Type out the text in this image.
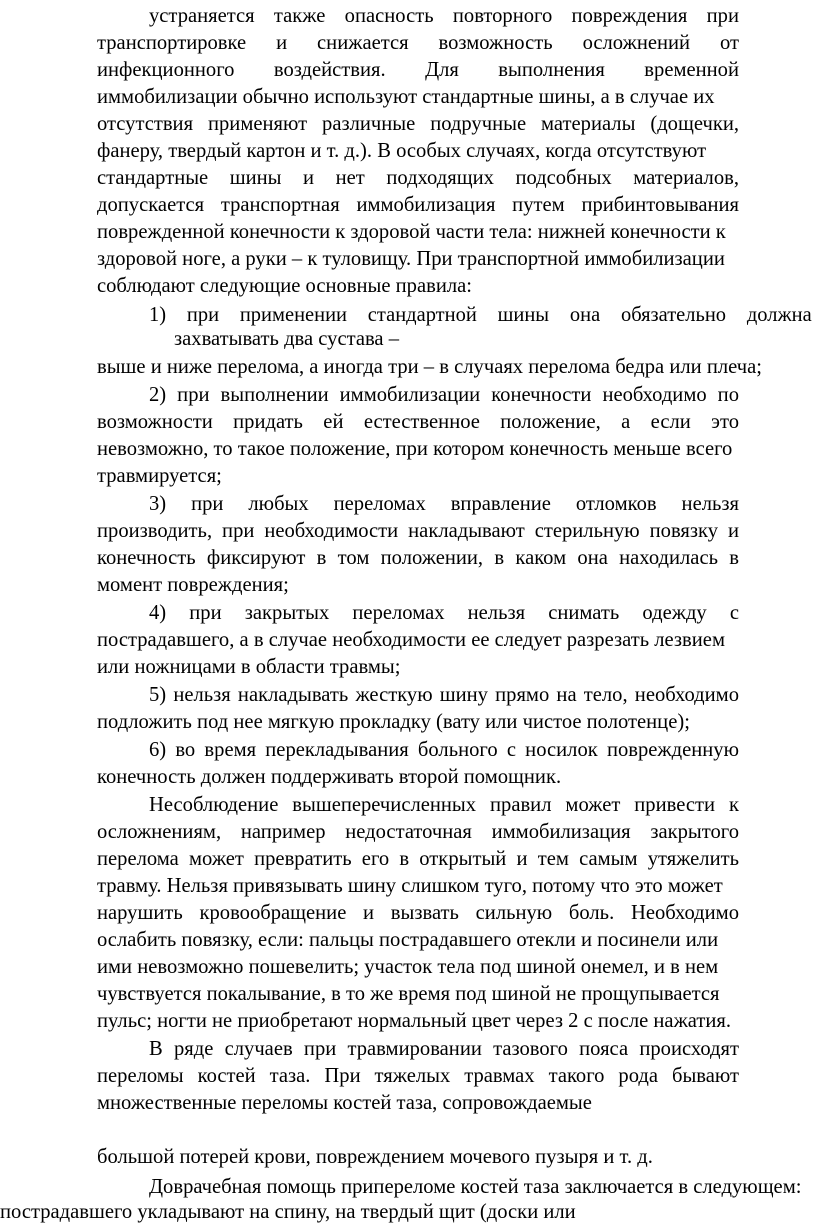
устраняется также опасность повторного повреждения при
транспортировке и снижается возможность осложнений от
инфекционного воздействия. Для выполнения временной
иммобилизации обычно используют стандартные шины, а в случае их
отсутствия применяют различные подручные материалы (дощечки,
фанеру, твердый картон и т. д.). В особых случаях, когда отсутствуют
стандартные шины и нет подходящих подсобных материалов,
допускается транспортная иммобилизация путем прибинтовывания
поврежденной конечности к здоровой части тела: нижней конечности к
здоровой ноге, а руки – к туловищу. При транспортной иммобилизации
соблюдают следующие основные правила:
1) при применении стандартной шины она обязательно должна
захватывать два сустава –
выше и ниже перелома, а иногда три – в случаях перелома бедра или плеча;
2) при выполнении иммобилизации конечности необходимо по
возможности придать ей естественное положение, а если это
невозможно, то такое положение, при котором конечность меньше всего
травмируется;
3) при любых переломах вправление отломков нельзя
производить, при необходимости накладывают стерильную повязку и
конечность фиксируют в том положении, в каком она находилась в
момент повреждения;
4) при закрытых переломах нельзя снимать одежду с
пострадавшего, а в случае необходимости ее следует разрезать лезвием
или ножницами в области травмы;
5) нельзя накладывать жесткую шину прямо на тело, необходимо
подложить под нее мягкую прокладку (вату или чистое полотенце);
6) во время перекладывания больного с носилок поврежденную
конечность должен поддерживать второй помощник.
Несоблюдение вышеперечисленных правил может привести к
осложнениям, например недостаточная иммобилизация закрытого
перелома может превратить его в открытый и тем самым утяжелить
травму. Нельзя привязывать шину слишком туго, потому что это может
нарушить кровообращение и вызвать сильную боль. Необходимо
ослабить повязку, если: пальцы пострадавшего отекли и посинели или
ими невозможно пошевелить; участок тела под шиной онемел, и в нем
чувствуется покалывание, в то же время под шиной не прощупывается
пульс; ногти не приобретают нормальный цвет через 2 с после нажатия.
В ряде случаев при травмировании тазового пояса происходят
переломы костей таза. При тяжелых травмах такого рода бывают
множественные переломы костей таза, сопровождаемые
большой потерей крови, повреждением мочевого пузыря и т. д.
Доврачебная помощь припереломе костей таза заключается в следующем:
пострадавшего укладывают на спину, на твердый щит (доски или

---

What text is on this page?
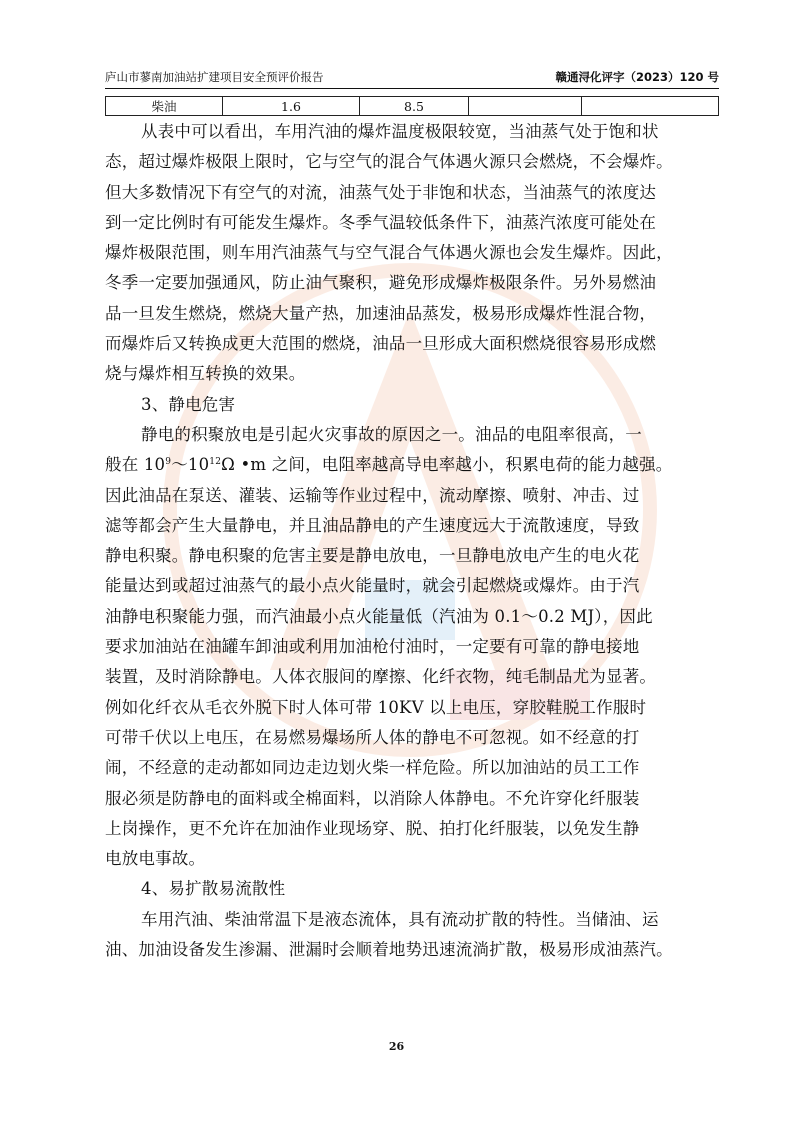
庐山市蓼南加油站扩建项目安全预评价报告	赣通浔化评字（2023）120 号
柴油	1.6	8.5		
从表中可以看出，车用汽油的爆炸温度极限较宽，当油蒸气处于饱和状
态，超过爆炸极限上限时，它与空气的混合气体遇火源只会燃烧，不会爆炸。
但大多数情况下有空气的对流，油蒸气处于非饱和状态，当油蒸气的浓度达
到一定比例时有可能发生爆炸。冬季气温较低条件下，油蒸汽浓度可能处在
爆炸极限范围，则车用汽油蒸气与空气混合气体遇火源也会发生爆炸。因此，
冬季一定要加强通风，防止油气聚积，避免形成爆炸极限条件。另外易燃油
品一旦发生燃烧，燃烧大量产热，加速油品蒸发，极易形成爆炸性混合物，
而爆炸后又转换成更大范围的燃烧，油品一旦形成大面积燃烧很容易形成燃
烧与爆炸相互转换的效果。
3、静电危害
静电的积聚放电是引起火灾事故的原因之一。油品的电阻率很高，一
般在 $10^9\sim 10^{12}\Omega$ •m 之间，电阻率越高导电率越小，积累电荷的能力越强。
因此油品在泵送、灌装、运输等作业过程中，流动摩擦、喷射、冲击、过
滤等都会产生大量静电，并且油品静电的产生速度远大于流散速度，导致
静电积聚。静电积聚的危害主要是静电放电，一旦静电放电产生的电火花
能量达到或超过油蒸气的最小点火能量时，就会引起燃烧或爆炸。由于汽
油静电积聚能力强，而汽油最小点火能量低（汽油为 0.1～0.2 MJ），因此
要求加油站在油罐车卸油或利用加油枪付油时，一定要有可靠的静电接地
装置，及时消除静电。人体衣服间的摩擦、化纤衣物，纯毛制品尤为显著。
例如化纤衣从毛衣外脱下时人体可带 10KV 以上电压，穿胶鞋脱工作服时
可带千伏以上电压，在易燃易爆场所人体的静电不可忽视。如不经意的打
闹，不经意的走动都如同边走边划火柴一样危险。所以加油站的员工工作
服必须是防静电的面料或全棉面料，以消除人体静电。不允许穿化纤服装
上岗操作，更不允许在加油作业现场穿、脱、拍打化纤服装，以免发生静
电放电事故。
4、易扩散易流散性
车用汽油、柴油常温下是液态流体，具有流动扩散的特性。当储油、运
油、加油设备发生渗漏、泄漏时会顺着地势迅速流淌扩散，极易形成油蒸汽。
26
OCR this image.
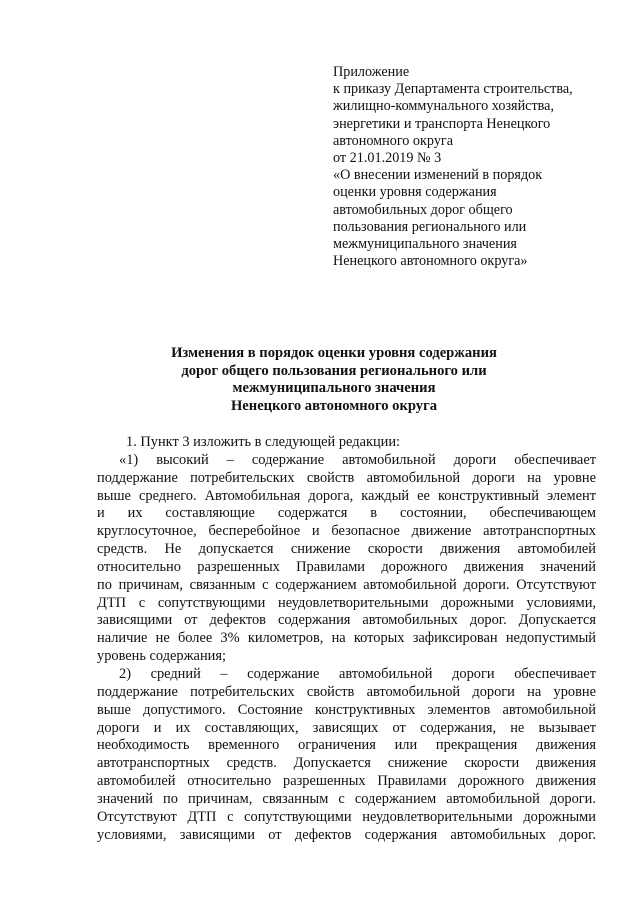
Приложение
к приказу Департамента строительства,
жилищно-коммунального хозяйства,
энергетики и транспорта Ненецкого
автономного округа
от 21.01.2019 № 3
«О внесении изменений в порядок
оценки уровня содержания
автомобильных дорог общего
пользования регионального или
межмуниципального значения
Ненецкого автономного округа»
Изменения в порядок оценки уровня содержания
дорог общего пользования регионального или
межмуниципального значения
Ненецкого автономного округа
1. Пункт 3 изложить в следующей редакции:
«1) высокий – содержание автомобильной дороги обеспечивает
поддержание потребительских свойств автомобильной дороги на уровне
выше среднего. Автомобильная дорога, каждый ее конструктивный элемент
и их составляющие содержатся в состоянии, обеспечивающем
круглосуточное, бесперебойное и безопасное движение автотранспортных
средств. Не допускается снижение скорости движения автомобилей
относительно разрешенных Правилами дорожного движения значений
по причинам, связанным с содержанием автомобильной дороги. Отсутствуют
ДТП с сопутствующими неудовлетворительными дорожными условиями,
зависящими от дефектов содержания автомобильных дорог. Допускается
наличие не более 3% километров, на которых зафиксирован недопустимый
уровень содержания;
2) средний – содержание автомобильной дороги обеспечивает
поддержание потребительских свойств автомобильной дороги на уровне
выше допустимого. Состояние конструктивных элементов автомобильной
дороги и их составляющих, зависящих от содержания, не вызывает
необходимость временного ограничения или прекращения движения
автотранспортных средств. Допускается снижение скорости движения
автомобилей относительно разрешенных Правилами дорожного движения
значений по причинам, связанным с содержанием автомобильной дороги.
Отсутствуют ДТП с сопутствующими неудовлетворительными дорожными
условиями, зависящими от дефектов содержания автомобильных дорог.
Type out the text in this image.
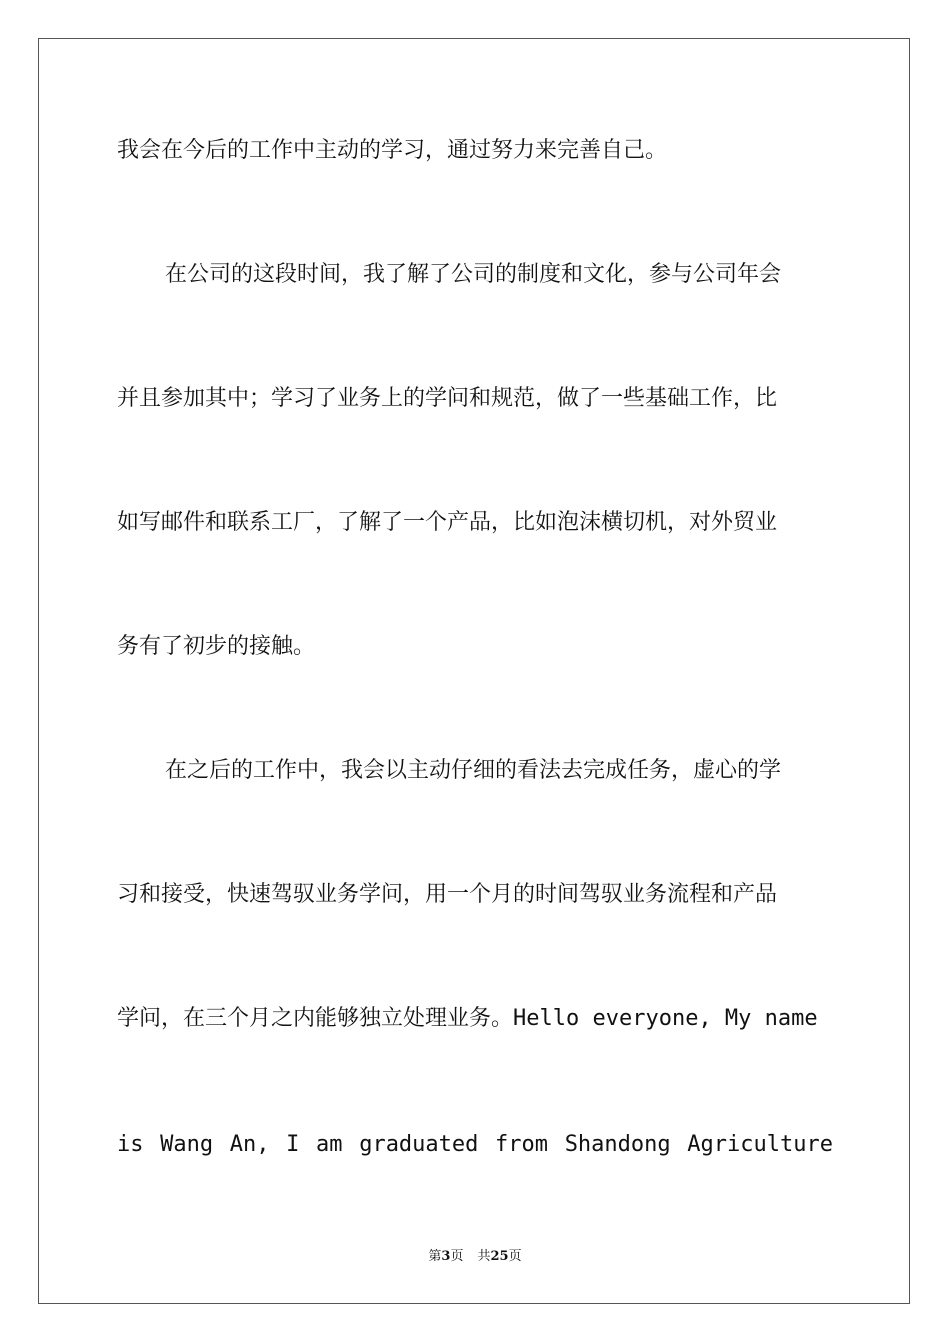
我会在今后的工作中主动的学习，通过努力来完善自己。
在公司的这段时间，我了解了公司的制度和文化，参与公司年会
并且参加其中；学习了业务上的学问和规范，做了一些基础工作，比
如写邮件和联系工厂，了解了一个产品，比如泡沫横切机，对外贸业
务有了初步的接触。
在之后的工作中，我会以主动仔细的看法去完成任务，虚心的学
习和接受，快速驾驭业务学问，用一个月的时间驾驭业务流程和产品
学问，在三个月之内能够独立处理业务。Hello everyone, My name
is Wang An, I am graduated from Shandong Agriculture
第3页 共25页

* * *

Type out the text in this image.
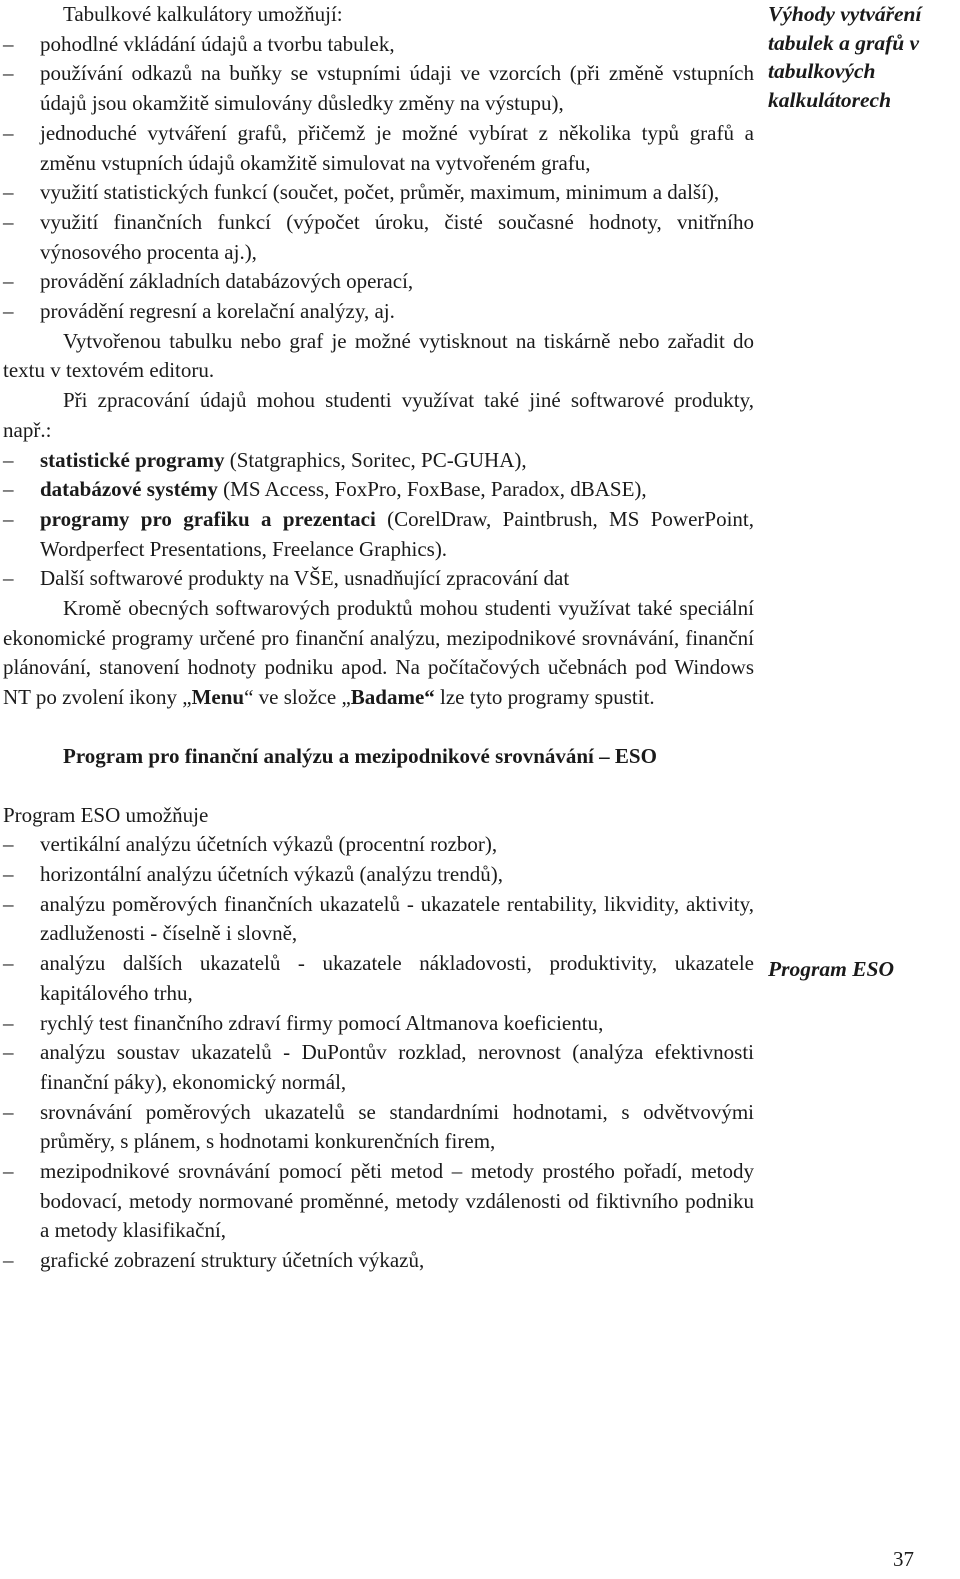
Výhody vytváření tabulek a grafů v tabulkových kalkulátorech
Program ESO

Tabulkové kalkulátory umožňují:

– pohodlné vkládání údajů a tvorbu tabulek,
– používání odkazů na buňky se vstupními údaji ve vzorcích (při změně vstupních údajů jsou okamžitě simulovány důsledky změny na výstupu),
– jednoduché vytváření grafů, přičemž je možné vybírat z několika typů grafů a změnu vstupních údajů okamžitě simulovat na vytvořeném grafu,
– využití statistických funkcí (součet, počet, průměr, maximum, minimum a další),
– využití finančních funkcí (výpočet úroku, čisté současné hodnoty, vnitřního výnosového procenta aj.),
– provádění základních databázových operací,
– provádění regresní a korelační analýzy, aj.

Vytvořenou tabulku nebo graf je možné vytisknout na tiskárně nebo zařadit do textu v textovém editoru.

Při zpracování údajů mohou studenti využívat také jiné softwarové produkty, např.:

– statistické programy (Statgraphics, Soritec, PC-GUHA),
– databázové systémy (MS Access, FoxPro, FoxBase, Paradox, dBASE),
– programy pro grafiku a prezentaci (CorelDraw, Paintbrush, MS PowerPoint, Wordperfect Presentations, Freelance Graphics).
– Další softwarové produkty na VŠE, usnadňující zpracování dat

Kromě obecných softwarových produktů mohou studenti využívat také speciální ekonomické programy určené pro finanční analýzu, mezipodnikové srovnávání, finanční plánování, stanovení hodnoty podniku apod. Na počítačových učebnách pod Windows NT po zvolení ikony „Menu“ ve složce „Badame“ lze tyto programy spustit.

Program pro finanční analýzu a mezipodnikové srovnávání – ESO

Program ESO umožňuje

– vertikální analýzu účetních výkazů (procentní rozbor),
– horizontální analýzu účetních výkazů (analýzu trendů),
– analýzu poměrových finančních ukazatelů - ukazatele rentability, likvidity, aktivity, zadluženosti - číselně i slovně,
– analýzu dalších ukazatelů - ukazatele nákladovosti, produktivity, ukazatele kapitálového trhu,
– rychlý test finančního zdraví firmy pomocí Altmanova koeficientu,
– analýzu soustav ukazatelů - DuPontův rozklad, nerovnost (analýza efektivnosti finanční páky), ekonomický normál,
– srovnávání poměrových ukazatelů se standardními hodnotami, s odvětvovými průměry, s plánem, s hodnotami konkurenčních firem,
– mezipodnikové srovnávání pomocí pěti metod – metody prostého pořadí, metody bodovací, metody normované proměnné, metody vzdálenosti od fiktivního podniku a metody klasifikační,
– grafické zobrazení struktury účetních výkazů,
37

| EXERCISE OBJECTIVE |
Every line of the listing that holds "také" should be found and copied.

| CORRECT RESPONSE |
Při zpracování údajů mohou studenti využívat také jiné softwarové produkty, např.:
Kromě obecných softwarových produktů mohou studenti využívat také speciální ekonomické programy určené pro finanční analýzu, mezipodnikové srovnávání, finanční plánování, stanovení hodnoty podniku apod. Na počítačových učebnách pod Windows NT po zvolení ikony „Menu“ ve složce „Badame“ lze tyto programy spustit.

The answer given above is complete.